[WHAT THIS TASK INVOLVES] Please return the full listing below without altering anything.

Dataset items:

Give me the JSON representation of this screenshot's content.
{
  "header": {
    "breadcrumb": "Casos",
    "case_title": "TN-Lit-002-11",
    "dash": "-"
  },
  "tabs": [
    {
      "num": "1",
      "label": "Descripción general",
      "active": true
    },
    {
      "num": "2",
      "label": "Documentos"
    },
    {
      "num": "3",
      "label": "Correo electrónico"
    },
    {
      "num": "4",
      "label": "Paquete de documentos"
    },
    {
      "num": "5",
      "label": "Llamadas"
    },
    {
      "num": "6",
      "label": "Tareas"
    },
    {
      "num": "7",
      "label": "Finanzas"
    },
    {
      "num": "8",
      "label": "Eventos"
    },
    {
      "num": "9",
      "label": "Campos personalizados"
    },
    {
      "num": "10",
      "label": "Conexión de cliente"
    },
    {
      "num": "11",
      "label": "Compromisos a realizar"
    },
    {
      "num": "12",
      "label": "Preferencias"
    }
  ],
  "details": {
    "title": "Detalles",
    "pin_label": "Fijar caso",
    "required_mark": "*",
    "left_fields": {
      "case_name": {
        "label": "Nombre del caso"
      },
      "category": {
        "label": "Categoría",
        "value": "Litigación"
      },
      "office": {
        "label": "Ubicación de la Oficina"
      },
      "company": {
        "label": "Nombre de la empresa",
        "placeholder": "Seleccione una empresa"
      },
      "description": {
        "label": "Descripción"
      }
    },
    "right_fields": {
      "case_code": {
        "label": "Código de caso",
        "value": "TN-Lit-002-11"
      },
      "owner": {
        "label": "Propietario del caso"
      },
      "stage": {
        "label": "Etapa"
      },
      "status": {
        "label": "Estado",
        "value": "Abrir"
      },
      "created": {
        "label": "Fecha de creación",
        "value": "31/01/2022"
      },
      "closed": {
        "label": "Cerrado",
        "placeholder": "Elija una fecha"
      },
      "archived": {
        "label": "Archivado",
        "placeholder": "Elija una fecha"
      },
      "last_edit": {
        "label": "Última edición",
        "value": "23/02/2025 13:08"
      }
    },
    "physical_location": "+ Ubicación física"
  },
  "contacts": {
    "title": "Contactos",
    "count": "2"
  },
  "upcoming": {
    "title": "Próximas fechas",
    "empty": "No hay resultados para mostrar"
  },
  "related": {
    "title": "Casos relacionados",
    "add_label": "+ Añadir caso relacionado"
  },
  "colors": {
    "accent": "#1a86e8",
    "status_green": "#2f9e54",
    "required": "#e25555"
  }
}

[THE ANSWER]
Give me the JSON representation of this screenshot's content.
{
  "header": {
    "breadcrumb": "Casos",
    "case_title": "TN-Lit-002-11",
    "dash": "-"
  },
  "tabs": [
    {
      "num": "1",
      "label": "Descripción general",
      "active": true
    },
    {
      "num": "2",
      "label": "Documentos"
    },
    {
      "num": "3",
      "label": "Correo electrónico"
    },
    {
      "num": "4",
      "label": "Paquete de documentos"
    },
    {
      "num": "5",
      "label": "Llamadas"
    },
    {
      "num": "6",
      "label": "Tareas"
    },
    {
      "num": "7",
      "label": "Finanzas"
    },
    {
      "num": "8",
      "label": "Eventos"
    },
    {
      "num": "9",
      "label": "Campos personalizados"
    },
    {
      "num": "10",
      "label": "Conexión de cliente"
    },
    {
      "num": "11",
      "label": "Compromisos a realizar"
    },
    {
      "num": "12",
      "label": "Preferencias"
    }
  ],
  "details": {
    "title": "Detalles",
    "pin_label": "Fijar caso",
    "required_mark": "*",
    "left_fields": {
      "case_name": {
        "label": "Nombre del caso"
      },
      "category": {
        "label": "Categoría",
        "value": "Litigación"
      },
      "office": {
        "label": "Ubicación de la Oficina"
      },
      "company": {
        "label": "Nombre de la empresa",
        "placeholder": "Seleccione una empresa"
      },
      "description": {
        "label": "Descripción"
      }
    },
    "right_fields": {
      "case_code": {
        "label": "Código de caso",
        "value": "TN-Lit-002-11"
      },
      "owner": {
        "label": "Propietario del caso"
      },
      "stage": {
        "label": "Etapa"
      },
      "status": {
        "label": "Estado",
        "value": "Abrir"
      },
      "created": {
        "label": "Fecha de creación",
        "value": "31/01/2022"
      },
      "closed": {
        "label": "Cerrado",
        "placeholder": "Elija una fecha"
      },
      "archived": {
        "label": "Archivado",
        "placeholder": "Elija una fecha"
      },
      "last_edit": {
        "label": "Última edición",
        "value": "23/02/2025 13:08"
      }
    },
    "physical_location": "+ Ubicación física"
  },
  "contacts": {
    "title": "Contactos",
    "count": "2"
  },
  "upcoming": {
    "title": "Próximas fechas",
    "empty": "No hay resultados para mostrar"
  },
  "related": {
    "title": "Casos relacionados",
    "add_label": "+ Añadir caso relacionado"
  },
  "colors": {
    "accent": "#1a86e8",
    "status_green": "#2f9e54",
    "required": "#e25555"
  }
}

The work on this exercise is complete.